# THE PROBLEM
Output only the lines that run from the line holding "What data populates" to the end of the entries, both ends included, and skip the pictures.

** START OF DATASET CONTENT **

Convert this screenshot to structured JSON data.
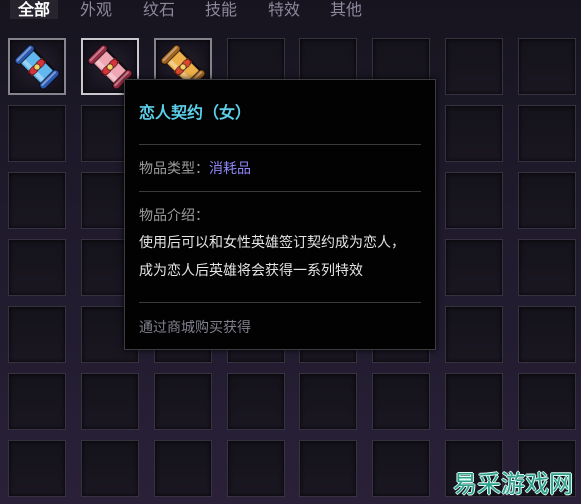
{
  "tabs": [
    {
      "label": "全部",
      "active": true
    },
    {
      "label": "外观",
      "active": false
    },
    {
      "label": "纹石",
      "active": false
    },
    {
      "label": "技能",
      "active": false
    },
    {
      "label": "特效",
      "active": false
    },
    {
      "label": "其他",
      "active": false
    }
  ],
  "inventory": {
    "items": [
      {
        "icon": "blue-scroll-icon",
        "highlighted": false,
        "colors": {
          "paper": "#62b8ee",
          "roller": "#2a58b0",
          "ribbon": "#d8333a"
        }
      },
      {
        "icon": "pink-scroll-icon",
        "highlighted": true,
        "colors": {
          "paper": "#f0a7b4",
          "roller": "#9a2c44",
          "ribbon": "#d8333a"
        }
      },
      {
        "icon": "gold-scroll-icon",
        "highlighted": false,
        "colors": {
          "paper": "#eeb04a",
          "roller": "#a2631e",
          "ribbon": "#d9472e"
        }
      }
    ]
  },
  "tooltip": {
    "title": "恋人契约（女）",
    "type_label": "物品类型：",
    "type_value": "消耗品",
    "description_label": "物品介绍：",
    "description": [
      "使用后可以和女性英雄签订契约成为恋人，",
      "成为恋人后英雄将会获得一系列特效"
    ],
    "source": "通过商城购买获得"
  },
  "watermark": "易采游戏网",
  "colors": {
    "tab_active": "#ffffff",
    "tab_inactive": "#8d889b",
    "title": "#5cd0ea",
    "label": "#9c9c9c",
    "type_value": "#8f87f7",
    "description": "#e4e4e4",
    "source": "#80808e",
    "watermark": "#2e9f8c"
  }
}
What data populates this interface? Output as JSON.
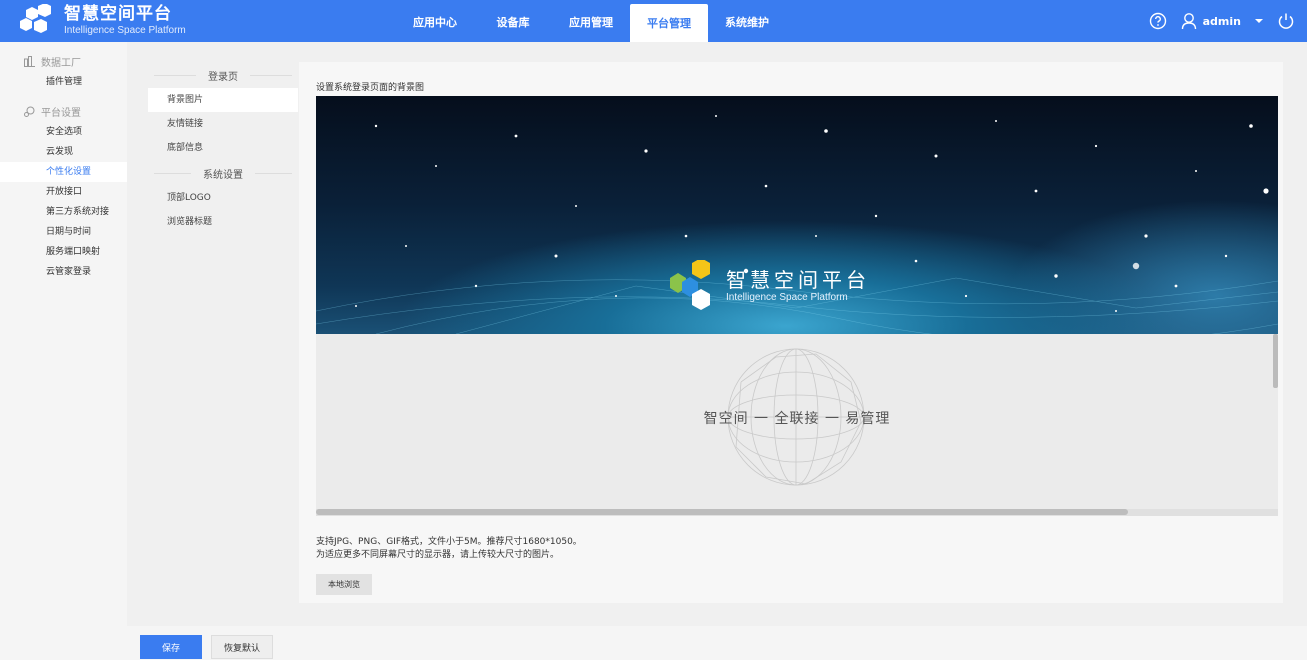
{
  "app": {
    "title": "智慧空间平台",
    "subtitle": "Intelligence Space Platform"
  },
  "nav": {
    "items": [
      {
        "label": "应用中心"
      },
      {
        "label": "设备库"
      },
      {
        "label": "应用管理"
      },
      {
        "label": "平台管理",
        "active": true
      },
      {
        "label": "系统维护"
      }
    ]
  },
  "header": {
    "user": "admin",
    "icons": [
      "help-icon",
      "user-icon",
      "caret-down-icon",
      "power-icon"
    ]
  },
  "sidebar": {
    "groups": [
      {
        "label": "数据工厂",
        "icon": "data-factory-icon",
        "items": [
          "插件管理"
        ]
      },
      {
        "label": "平台设置",
        "icon": "settings-icon",
        "items": [
          "安全选项",
          "云发现",
          "个性化设置",
          "开放接口",
          "第三方系统对接",
          "日期与时间",
          "服务端口映射",
          "云管家登录"
        ],
        "active": "个性化设置"
      }
    ]
  },
  "submenu": {
    "section1": "登录页",
    "items1": [
      "背景图片",
      "友情链接",
      "底部信息"
    ],
    "section2": "系统设置",
    "items2": [
      "顶部LOGO",
      "浏览器标题"
    ],
    "active": "背景图片"
  },
  "main": {
    "title": "设置系统登录页面的背景图",
    "banner_title": "智慧空间平台",
    "banner_subtitle": "Intelligence Space Platform",
    "slogan": "智空间 一 全联接 一 易管理",
    "hint_line1": "支持JPG、PNG、GIF格式，文件小于5M。推荐尺寸1680*1050。",
    "hint_line2": "为适应更多不同屏幕尺寸的显示器，请上传较大尺寸的图片。",
    "browse_label": "本地浏览"
  },
  "footer": {
    "save_label": "保存",
    "reset_label": "恢复默认"
  },
  "colors": {
    "primary": "#3a7cf0",
    "logo_yellow": "#f5c518",
    "logo_green": "#8bc34a",
    "logo_blue": "#2d8fe0"
  }
}
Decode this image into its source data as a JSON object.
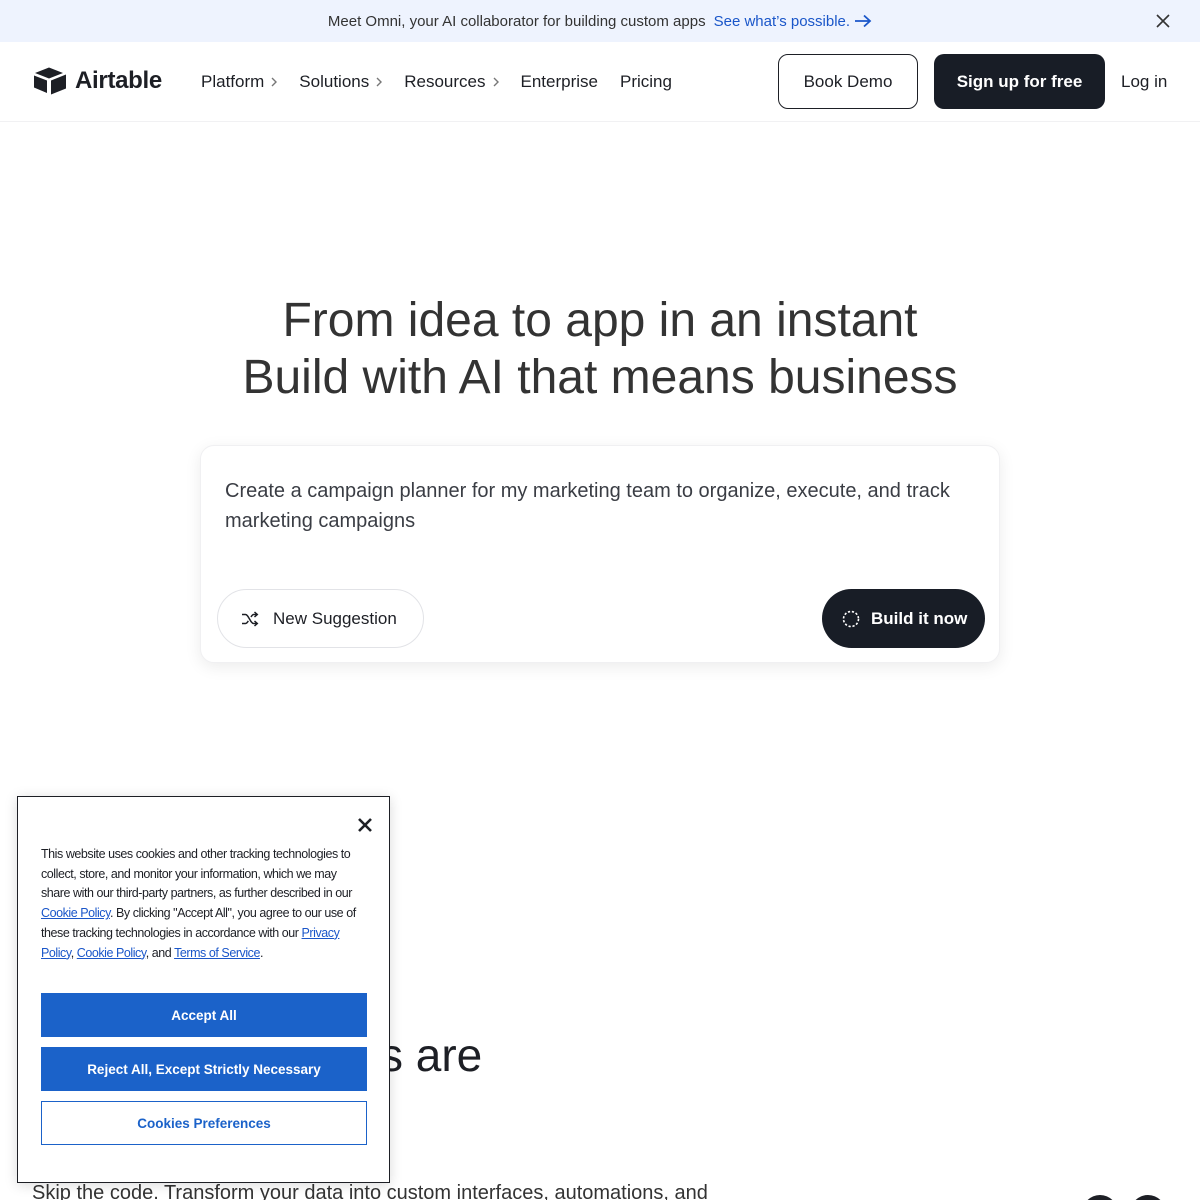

** END OF DATASET CONTENT **

# FINAL ANSWER
What data populates this interface? Output as JSON.
{
  "app": {
    "title": "智慧空间平台",
    "subtitle": "Intelligence Space Platform"
  },
  "nav": {
    "items": [
      {
        "label": "应用中心"
      },
      {
        "label": "设备库"
      },
      {
        "label": "应用管理"
      },
      {
        "label": "平台管理",
        "active": true
      },
      {
        "label": "系统维护"
      }
    ]
  },
  "header": {
    "user": "admin",
    "icons": [
      "help-icon",
      "user-icon",
      "caret-down-icon",
      "power-icon"
    ]
  },
  "sidebar": {
    "groups": [
      {
        "label": "数据工厂",
        "icon": "data-factory-icon",
        "items": [
          "插件管理"
        ]
      },
      {
        "label": "平台设置",
        "icon": "settings-icon",
        "items": [
          "安全选项",
          "云发现",
          "个性化设置",
          "开放接口",
          "第三方系统对接",
          "日期与时间",
          "服务端口映射",
          "云管家登录"
        ],
        "active": "个性化设置"
      }
    ]
  },
  "submenu": {
    "section1": "登录页",
    "items1": [
      "背景图片",
      "友情链接",
      "底部信息"
    ],
    "section2": "系统设置",
    "items2": [
      "顶部LOGO",
      "浏览器标题"
    ],
    "active": "背景图片"
  },
  "main": {
    "title": "设置系统登录页面的背景图",
    "banner_title": "智慧空间平台",
    "banner_subtitle": "Intelligence Space Platform",
    "slogan": "智空间 一 全联接 一 易管理",
    "hint_line1": "支持JPG、PNG、GIF格式，文件小于5M。推荐尺寸1680*1050。",
    "hint_line2": "为适应更多不同屏幕尺寸的显示器，请上传较大尺寸的图片。",
    "browse_label": "本地浏览"
  },
  "footer": {
    "save_label": "保存",
    "reset_label": "恢复默认"
  },
  "colors": {
    "primary": "#3a7cf0",
    "logo_yellow": "#f5c518",
    "logo_green": "#8bc34a",
    "logo_blue": "#2d8fe0"
  }
}
Decode this image into its source data as a JSON object.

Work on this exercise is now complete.